▸ **Task details**:
Repeat each record below exactly as given.

((

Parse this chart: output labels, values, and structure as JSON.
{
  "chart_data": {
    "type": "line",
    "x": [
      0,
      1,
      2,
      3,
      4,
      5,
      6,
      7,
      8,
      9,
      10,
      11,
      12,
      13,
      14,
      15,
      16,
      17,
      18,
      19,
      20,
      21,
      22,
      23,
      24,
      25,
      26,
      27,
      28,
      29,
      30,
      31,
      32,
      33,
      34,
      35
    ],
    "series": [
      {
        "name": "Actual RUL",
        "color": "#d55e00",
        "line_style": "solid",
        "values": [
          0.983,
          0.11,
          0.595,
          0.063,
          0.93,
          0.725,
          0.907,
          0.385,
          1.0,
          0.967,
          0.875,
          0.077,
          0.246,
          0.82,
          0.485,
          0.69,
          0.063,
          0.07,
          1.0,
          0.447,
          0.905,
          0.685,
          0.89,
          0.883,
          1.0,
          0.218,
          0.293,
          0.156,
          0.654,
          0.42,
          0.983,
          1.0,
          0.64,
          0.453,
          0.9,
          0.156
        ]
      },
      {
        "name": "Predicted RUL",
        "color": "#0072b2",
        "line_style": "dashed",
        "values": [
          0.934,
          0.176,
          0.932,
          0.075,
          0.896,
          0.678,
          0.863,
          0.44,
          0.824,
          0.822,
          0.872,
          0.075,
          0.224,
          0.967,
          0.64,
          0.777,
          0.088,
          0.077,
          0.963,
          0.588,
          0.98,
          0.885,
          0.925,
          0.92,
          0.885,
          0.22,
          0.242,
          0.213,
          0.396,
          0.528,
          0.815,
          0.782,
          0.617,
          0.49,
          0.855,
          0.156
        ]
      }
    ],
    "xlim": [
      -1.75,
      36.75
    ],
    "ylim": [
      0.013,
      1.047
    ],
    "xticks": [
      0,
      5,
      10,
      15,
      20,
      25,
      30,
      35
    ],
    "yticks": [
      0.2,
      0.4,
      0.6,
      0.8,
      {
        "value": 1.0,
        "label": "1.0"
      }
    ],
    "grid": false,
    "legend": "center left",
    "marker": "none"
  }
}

))

▸ **Solution to this exercise**:
Parse this chart: output labels, values, and structure as JSON.
{
  "chart_data": {
    "type": "line",
    "x": [
      0,
      1,
      2,
      3,
      4,
      5,
      6,
      7,
      8,
      9,
      10,
      11,
      12,
      13,
      14,
      15,
      16,
      17,
      18,
      19,
      20,
      21,
      22,
      23,
      24,
      25,
      26,
      27,
      28,
      29,
      30,
      31,
      32,
      33,
      34,
      35
    ],
    "series": [
      {
        "name": "Actual RUL",
        "color": "#d55e00",
        "line_style": "solid",
        "values": [
          0.983,
          0.11,
          0.595,
          0.063,
          0.93,
          0.725,
          0.907,
          0.385,
          1.0,
          0.967,
          0.875,
          0.077,
          0.246,
          0.82,
          0.485,
          0.69,
          0.063,
          0.07,
          1.0,
          0.447,
          0.905,
          0.685,
          0.89,
          0.883,
          1.0,
          0.218,
          0.293,
          0.156,
          0.654,
          0.42,
          0.983,
          1.0,
          0.64,
          0.453,
          0.9,
          0.156
        ]
      },
      {
        "name": "Predicted RUL",
        "color": "#0072b2",
        "line_style": "dashed",
        "values": [
          0.934,
          0.176,
          0.932,
          0.075,
          0.896,
          0.678,
          0.863,
          0.44,
          0.824,
          0.822,
          0.872,
          0.075,
          0.224,
          0.967,
          0.64,
          0.777,
          0.088,
          0.077,
          0.963,
          0.588,
          0.98,
          0.885,
          0.925,
          0.92,
          0.885,
          0.22,
          0.242,
          0.213,
          0.396,
          0.528,
          0.815,
          0.782,
          0.617,
          0.49,
          0.855,
          0.156
        ]
      }
    ],
    "xlim": [
      -1.75,
      36.75
    ],
    "ylim": [
      0.013,
      1.047
    ],
    "xticks": [
      0,
      5,
      10,
      15,
      20,
      25,
      30,
      35
    ],
    "yticks": [
      0.2,
      0.4,
      0.6,
      0.8,
      {
        "value": 1.0,
        "label": "1.0"
      }
    ],
    "grid": false,
    "legend": "center left",
    "marker": "none"
  }
}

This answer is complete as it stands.